TASK STATEMENT:
Go through each line of the records below and count those with the word "przez". Give only the count.

## BEGIN RECORDS FOR THE EXERCISE

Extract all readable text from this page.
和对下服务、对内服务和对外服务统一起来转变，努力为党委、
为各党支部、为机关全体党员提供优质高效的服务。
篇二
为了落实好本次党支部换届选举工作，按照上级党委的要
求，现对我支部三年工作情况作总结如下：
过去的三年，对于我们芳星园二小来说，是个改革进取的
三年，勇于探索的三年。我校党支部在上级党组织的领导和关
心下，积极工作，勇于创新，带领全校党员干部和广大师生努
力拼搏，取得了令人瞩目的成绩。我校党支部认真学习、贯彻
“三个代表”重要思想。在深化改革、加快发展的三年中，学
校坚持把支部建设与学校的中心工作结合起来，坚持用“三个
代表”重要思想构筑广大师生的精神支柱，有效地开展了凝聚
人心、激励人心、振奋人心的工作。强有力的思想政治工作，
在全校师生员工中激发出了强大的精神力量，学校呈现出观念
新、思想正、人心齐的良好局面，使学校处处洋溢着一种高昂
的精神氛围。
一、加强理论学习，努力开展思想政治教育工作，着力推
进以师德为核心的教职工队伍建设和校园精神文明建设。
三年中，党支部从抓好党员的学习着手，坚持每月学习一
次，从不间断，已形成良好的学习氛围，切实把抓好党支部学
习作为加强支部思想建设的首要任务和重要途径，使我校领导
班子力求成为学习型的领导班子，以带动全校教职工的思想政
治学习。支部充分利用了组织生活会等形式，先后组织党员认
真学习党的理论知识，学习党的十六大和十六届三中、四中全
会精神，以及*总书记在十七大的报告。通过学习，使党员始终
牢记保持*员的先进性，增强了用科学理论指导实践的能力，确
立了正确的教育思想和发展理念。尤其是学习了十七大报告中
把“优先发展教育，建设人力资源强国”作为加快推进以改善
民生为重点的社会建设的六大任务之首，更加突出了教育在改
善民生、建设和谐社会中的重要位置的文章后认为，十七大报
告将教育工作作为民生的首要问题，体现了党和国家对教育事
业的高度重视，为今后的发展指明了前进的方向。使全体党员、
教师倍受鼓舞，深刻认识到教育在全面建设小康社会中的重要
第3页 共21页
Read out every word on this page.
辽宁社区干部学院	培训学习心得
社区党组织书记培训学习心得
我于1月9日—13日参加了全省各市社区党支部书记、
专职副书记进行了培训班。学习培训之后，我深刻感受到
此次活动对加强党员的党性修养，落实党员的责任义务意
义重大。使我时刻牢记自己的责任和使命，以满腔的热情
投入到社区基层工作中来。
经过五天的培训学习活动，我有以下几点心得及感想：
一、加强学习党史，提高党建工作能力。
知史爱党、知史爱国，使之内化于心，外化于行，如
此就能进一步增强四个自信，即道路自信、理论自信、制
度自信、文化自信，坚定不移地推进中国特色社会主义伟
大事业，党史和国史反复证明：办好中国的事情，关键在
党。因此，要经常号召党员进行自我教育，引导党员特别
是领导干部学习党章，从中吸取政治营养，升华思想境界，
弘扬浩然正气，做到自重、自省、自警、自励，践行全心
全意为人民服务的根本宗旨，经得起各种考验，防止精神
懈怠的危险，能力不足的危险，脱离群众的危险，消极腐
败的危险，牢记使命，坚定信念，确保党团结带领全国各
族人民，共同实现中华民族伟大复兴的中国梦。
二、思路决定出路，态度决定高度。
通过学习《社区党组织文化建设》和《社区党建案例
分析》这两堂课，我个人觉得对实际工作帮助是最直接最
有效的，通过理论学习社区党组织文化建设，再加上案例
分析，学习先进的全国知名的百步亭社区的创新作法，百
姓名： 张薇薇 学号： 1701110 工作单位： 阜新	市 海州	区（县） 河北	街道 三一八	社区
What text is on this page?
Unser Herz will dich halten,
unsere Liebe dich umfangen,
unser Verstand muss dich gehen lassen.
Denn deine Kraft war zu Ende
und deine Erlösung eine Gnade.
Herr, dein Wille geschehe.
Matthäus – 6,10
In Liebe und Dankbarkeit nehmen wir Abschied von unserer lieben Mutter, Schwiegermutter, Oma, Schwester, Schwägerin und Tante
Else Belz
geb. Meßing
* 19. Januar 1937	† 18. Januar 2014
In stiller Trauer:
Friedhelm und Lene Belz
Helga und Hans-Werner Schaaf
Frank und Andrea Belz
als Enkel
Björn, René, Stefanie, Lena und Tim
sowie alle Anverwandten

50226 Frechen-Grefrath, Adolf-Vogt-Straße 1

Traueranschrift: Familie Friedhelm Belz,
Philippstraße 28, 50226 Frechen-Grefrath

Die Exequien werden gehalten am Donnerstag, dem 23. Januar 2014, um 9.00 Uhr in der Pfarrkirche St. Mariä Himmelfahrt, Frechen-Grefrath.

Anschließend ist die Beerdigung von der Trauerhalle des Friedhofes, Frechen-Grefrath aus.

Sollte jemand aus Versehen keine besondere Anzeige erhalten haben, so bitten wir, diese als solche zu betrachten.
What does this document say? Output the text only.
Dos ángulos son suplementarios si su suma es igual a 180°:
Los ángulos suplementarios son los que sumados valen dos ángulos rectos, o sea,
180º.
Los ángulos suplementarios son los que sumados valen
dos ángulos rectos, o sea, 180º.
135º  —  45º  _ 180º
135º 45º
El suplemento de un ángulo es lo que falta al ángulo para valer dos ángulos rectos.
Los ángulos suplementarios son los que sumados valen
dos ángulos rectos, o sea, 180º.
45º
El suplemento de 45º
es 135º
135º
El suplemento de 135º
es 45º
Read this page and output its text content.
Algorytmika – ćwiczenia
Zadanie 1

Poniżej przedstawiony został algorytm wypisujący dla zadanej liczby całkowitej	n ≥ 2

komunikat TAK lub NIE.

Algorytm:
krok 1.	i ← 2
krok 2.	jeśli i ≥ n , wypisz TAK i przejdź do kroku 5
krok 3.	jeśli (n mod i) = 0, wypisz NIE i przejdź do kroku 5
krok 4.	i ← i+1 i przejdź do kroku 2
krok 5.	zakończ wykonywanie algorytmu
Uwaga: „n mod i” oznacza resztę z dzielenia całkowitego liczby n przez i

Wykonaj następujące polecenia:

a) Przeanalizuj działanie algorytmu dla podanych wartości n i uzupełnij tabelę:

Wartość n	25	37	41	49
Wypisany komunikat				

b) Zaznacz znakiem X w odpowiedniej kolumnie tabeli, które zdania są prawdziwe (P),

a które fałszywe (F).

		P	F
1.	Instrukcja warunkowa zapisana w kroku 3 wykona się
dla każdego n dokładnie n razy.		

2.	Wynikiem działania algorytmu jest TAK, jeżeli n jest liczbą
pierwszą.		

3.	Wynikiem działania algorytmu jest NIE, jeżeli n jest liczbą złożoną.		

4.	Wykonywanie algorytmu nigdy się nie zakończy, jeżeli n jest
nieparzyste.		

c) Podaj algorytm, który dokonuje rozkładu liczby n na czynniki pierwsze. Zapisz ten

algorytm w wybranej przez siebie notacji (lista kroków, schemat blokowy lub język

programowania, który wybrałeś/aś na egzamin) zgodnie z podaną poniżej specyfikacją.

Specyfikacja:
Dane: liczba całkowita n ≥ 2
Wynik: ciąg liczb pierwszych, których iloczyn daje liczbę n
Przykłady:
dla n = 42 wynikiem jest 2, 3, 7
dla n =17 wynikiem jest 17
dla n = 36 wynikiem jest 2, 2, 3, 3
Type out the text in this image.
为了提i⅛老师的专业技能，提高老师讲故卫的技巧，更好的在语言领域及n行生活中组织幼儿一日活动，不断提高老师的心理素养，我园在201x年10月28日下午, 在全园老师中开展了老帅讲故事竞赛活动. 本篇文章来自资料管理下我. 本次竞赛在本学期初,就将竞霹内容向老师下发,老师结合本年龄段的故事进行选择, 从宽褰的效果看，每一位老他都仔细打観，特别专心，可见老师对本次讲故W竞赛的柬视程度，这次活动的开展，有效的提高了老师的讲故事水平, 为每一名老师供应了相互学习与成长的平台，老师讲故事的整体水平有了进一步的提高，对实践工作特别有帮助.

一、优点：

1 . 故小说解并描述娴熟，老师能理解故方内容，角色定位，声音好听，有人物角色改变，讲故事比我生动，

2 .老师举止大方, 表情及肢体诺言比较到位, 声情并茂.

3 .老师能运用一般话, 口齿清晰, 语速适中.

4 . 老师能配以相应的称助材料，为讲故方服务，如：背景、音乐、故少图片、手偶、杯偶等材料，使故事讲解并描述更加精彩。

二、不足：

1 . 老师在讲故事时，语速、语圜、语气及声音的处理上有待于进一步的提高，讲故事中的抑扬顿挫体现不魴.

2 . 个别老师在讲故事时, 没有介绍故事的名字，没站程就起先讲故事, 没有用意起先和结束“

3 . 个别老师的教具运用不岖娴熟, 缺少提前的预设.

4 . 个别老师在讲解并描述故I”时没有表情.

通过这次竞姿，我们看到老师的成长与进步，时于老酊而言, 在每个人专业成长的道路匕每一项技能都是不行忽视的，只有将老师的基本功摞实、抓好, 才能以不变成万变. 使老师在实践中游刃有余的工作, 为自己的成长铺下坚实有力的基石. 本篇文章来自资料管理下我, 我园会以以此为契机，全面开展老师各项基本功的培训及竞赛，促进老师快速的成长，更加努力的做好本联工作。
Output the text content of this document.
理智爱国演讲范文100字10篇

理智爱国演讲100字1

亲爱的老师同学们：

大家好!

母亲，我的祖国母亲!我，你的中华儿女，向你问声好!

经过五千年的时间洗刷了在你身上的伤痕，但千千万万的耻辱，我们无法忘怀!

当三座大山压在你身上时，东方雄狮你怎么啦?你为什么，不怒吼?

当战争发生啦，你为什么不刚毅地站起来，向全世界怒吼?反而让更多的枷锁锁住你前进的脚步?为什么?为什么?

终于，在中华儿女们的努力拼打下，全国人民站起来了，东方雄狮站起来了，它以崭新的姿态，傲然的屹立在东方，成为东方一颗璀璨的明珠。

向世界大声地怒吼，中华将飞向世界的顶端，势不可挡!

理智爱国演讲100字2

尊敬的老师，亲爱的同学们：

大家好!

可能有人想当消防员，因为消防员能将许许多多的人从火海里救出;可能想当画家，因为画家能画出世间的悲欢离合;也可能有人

## END RECORDS FOR THE EXERCISE

THE ANSWER:
2